# [Quoted passage]
Circularity (Ci)=a perimeter length of the circle having the same area with the projected area of a particle/a perimeter length of the projected area of the particle.

In the above formula, f₁ represent a frequency of particle having circularity C₁.

The number average particle diameter, the volume average particle diameter, the circularity and the average circularity of the colored resin particle may be measured with flow type particle image analyzers, such as FPIA-1000 (trade name) or FPIA-2000 (trade name), manufactured by Sysmex Corporation.

In the color toner for developing electrostatic latent images according to the present invention, an amount of an extracted component with methanol is preferably 7% by weight or less, more preferably 5% by weight or less. If the amount of an extracted component with methanol may exceed 7% by weight, an image density of a printed image formed by the resultant toner may be lowered, environmental durability of the toner may decrease and fog may be generated on the printed image. An amount of an extracted liquid with methanol can be measured by the after-mentioned method.

In the color toner for developing electrostatic latent images according to the present invention, an amount of residual volatile compounds is 500 ppm or lower, more preferably 300 ppm or lower. When the amount of residual volatile compounds may be within the aforesaid range, an image density of a printed image formed by the resultant toner may be heightened, environmental durability of the toner may be improved and fog generated on the printed image formed by the resultant toner may be suppressed.

As such residual volatile compounds, for instance, resin unreacted residual, monomer, residual reaction solvent, impurities in colorant, impurities in charge control resin, impurities in external additive and reaction product, decomposition product and oxide of polymerization initiator and chain transfer agent are given.

Heretofore, as to volatile compounds of a toner, an amount of residual monomers is provided; however, the toner may contain hard-volatile compounds and substances which are decomposed and volatilized at high temperatures, in addition to the residual monomers. Remaining of hard-volatile compounds and the like may exert bad influence on a printed image quality well as fixability. Generally, a monomer component has a volatilization temperature of 130° C. or lower while a fixing roll is generally heated 180 to 200° C. during fixing a toner. Accordingly, it is necessary to reduce an amount of residuals of a polymerization initiator and a molecular weight modifier, which have a higher volatilization temperature than the temperature of the fixing roll, in addition to the monomer components.

In the present invention, a volatile compound is determined in the following manner. For example, a color toner for developing electrostatic latent images is heated at 200° C. for 30 minutes and then a compound volatilized at the heating temperature is determined using a purge & trap (P&T)/gas chromatography. Usually, a volatile compound is determined using a headspace/gas chromatography; however, a P&T/gas chromatography method is preferred from a viewpoint of precision. However, various methods capable of determining a volatile compound, in addition to the above method, may be employed. A qualitative analysis of a volatile compound can be carried out using a mass spectroscopy/gas chromatography(MS/GC) and the like.

In the color toner for developing electrostatic latent images according to the present invention, an amount of insoluble component in tetrahydrofran is preferably 30 to 95% by weight, more preferably 40 to 90% by weight. An amount of insoluble component in tetrahydrofran within the range is preferred because occurrence of hot-offset may be suppressed and fixability of the toner may be improved.

An amount of insoluble component in tetrahydrofran can be measured using an after-mentioned method.

# [Input data]

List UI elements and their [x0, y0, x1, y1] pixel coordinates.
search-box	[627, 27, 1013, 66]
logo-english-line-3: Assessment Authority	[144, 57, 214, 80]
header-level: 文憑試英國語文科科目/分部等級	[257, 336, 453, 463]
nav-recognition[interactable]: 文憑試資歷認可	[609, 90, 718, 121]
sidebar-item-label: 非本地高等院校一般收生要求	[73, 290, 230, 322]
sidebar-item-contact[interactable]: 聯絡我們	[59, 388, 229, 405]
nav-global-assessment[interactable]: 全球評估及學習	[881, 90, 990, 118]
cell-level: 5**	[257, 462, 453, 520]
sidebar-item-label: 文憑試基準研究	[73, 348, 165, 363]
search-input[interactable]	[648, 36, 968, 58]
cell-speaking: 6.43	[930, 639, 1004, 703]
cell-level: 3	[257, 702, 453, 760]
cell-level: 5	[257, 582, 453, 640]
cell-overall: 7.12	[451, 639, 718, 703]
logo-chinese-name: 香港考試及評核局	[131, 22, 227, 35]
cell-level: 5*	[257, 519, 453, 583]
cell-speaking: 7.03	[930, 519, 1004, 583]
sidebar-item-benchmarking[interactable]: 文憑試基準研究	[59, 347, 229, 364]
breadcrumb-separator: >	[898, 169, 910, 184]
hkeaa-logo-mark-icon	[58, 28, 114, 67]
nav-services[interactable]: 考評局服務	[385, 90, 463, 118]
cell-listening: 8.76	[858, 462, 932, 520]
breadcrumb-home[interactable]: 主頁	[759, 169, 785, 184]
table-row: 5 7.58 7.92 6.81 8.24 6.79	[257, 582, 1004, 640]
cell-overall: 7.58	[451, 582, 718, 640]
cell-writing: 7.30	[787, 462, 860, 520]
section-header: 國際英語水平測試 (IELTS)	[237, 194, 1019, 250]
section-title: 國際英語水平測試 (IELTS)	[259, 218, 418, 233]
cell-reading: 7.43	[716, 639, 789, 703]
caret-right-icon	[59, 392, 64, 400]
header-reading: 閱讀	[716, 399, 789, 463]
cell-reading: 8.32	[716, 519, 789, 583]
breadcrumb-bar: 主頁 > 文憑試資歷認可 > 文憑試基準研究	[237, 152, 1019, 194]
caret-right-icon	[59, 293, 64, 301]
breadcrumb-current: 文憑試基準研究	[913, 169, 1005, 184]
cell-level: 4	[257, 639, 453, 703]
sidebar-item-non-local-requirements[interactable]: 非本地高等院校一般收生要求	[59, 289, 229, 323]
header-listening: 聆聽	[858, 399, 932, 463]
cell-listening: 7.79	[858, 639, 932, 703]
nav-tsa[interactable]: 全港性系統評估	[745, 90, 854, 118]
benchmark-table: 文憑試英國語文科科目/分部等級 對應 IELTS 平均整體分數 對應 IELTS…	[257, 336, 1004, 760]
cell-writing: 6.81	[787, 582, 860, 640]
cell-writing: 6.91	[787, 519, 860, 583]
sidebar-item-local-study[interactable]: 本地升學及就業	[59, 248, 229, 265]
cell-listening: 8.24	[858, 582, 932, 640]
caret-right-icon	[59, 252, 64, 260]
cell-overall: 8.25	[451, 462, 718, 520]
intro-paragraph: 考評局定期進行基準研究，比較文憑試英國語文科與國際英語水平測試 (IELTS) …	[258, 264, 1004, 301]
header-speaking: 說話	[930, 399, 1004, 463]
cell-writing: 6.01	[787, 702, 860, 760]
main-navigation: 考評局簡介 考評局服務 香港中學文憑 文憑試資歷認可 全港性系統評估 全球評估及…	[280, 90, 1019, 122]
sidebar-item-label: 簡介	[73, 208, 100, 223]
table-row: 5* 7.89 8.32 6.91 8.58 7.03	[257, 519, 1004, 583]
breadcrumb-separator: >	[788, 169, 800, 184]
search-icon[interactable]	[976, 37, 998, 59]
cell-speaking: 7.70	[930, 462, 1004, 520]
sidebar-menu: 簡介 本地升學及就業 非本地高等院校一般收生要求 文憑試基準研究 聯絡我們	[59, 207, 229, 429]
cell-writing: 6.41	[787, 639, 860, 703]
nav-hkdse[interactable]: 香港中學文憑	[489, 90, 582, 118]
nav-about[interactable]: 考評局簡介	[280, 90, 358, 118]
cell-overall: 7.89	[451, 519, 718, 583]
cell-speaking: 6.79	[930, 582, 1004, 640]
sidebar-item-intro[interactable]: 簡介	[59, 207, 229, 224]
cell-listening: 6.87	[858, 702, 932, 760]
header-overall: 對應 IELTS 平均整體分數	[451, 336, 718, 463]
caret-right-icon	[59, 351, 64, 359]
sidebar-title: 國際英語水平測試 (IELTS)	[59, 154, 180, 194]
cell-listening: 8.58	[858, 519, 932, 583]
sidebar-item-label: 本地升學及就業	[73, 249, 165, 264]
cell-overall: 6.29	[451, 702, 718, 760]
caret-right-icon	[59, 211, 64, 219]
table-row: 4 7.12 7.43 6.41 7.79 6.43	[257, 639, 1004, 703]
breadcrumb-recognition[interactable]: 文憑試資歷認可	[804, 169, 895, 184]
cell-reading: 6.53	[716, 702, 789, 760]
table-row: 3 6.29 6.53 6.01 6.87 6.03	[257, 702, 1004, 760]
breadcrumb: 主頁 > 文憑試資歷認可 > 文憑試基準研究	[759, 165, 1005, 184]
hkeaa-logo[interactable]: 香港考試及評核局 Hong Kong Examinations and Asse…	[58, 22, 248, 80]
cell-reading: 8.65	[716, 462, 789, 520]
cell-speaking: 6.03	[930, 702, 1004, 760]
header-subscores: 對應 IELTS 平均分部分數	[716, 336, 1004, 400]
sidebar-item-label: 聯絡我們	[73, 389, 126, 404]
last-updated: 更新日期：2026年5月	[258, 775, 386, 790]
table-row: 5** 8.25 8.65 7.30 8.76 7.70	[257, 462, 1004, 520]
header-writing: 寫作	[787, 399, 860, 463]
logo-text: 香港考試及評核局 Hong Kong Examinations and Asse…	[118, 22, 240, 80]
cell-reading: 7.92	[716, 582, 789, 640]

# [What to work on]
Supply the next part of the passage on color toner properties, starting after its final sentence. The entries are separate material and have no connection to the passage on color toner properties.

# [Output of the exercise]
For the color toner for developing electrostatic latent images according to the present invention, the toner can be used, as it is, for development in electrophotography. Generally, however, it is preferable that the toner is used after fine particles having a smaller particle diameter than that of the colored resin particles (the fine particles will be referred to hereinafter as an external additive) are adhered to or buried into the surfaces of the colored resin particles, in order to adjust the charging property, flowability and shelf stability of the toner.

Examples of the external additive are inorganic particles and organic resin particles which are used for improving flowability and charging property. The particles added as the external additive has an average particle diameter smaller than the colored resin particle. Specific examples of the inorganic particles include silica, aluminum oxide, titanium oxide, zinc oxide, tin oxide and the like. Specific examples of the organic resin particles include methacrylic ester polymer particles, acrylic ester polymer particles, styrene-methacrylic ester copolymer particles, styrene-acrylic ester copolymer particles, core-shell structured particles having a core formed of a styrene polymer and a shell formed of a methacrylic ester polymer. Of these particles, particles of silica and titanium oxide are preferred. In addition, hydrophobicitizing-treated particles are preferred. In fact, a hydrophobicitizing-treated silica is more preferred. An amount of the external additive is not limited; however, is generally 0.1 to 6 parts by weight per 100 parts by weight of the colored resin particle.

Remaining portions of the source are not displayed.